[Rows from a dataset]

——

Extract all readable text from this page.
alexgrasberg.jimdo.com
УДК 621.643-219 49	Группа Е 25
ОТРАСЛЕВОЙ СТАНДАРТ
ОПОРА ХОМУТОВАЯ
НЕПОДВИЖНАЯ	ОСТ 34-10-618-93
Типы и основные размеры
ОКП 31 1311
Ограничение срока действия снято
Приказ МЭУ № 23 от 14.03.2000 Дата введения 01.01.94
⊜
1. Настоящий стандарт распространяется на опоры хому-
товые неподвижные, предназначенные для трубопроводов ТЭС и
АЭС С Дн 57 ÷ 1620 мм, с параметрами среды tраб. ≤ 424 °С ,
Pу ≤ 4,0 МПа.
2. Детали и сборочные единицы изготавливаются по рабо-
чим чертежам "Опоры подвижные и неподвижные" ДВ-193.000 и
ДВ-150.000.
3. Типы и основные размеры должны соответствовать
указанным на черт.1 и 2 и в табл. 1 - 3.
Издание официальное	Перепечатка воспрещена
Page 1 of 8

——

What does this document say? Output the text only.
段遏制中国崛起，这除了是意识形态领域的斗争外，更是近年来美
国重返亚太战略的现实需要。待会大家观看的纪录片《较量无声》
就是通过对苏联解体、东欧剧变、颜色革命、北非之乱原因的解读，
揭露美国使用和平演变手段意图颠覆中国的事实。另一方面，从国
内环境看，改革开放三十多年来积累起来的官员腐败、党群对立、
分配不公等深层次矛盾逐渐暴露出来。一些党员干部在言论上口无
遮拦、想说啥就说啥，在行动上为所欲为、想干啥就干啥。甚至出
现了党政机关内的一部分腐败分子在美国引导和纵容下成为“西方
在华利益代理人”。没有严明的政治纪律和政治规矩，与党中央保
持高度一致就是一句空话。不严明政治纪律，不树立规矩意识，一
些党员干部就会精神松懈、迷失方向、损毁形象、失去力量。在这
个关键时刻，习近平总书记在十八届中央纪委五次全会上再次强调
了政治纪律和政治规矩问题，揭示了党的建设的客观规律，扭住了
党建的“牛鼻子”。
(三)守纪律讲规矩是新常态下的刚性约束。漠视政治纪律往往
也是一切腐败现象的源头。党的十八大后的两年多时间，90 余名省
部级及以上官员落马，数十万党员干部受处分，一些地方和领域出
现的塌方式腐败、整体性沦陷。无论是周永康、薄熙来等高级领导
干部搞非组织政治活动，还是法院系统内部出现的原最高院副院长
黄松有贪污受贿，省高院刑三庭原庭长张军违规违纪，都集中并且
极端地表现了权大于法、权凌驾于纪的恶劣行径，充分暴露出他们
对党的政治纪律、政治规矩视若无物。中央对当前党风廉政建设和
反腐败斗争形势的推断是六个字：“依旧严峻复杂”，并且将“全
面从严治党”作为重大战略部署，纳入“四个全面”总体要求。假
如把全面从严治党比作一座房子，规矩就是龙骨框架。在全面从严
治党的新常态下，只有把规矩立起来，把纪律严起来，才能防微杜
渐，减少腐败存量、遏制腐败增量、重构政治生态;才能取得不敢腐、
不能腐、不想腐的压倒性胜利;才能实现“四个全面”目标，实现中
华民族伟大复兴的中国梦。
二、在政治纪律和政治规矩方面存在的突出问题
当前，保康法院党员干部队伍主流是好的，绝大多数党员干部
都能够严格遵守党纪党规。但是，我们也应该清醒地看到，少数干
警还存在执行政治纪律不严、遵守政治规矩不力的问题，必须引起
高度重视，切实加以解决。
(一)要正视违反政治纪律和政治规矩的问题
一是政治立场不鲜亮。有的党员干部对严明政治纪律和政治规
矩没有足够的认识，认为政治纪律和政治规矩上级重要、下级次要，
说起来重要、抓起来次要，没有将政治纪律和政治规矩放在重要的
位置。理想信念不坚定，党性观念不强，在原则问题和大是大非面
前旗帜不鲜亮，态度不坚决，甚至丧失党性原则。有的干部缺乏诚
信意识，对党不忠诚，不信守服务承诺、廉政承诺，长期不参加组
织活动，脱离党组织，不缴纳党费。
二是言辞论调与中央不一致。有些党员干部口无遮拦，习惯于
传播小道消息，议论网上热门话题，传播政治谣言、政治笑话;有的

——

REQUEST:
Identify all lines in the records above with the word "основные".

RESULT OF THE EXERCISE:
Типы и основные размеры
3. Типы и основные размеры должны соответствовать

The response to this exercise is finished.